# Aim of the exercise
Where a line below holds the string "developers", copy that line.

— Begin —

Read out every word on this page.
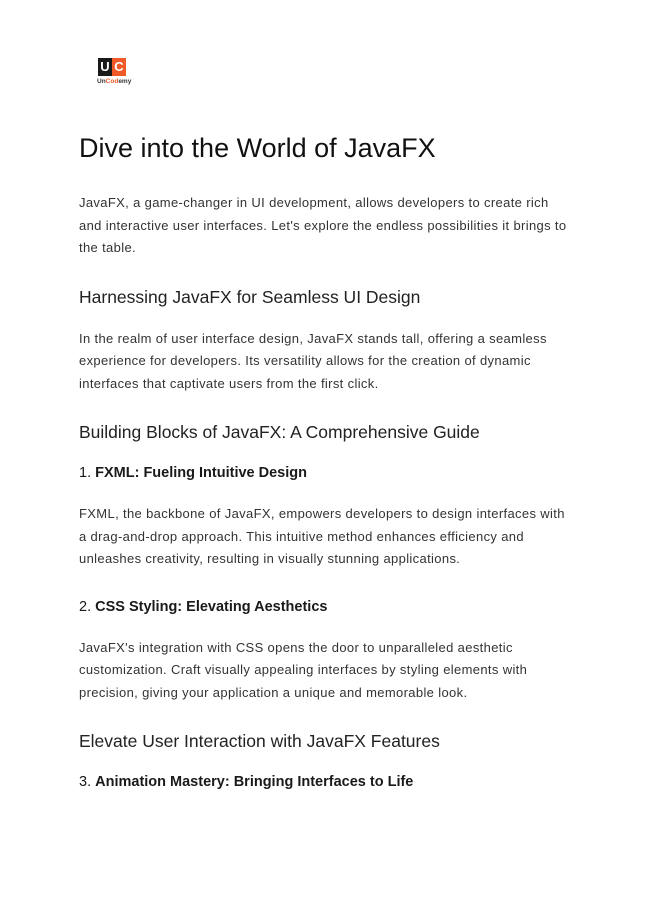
U C
UnCodemy
Dive into the World of JavaFX

JavaFX, a game-changer in UI development, allows developers to create rich and interactive user interfaces. Let's explore the endless possibilities it brings to the table.

Harnessing JavaFX for Seamless UI Design

In the realm of user interface design, JavaFX stands tall, offering a seamless experience for developers. Its versatility allows for the creation of dynamic interfaces that captivate users from the first click.

Building Blocks of JavaFX: A Comprehensive Guide
1. FXML: Fueling Intuitive Design

FXML, the backbone of JavaFX, empowers developers to design interfaces with a drag-and-drop approach. This intuitive method enhances efficiency and unleashes creativity, resulting in visually stunning applications.

2. CSS Styling: Elevating Aesthetics

JavaFX's integration with CSS opens the door to unparalleled aesthetic customization. Craft visually appealing interfaces by styling elements with precision, giving your application a unique and memorable look.

Elevate User Interaction with JavaFX Features
3. Animation Mastery: Bringing Interfaces to Life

— End —

# Answer to this problem
JavaFX, a game-changer in UI development, allows developers to create rich and interactive user interfaces. Let's explore the endless possibilities it brings to the table.
In the realm of user interface design, JavaFX stands tall, offering a seamless experience for developers. Its versatility allows for the creation of dynamic interfaces that captivate users from the first click.
FXML, the backbone of JavaFX, empowers developers to design interfaces with a drag-and-drop approach. This intuitive method enhances efficiency and unleashes creativity, resulting in visually stunning applications.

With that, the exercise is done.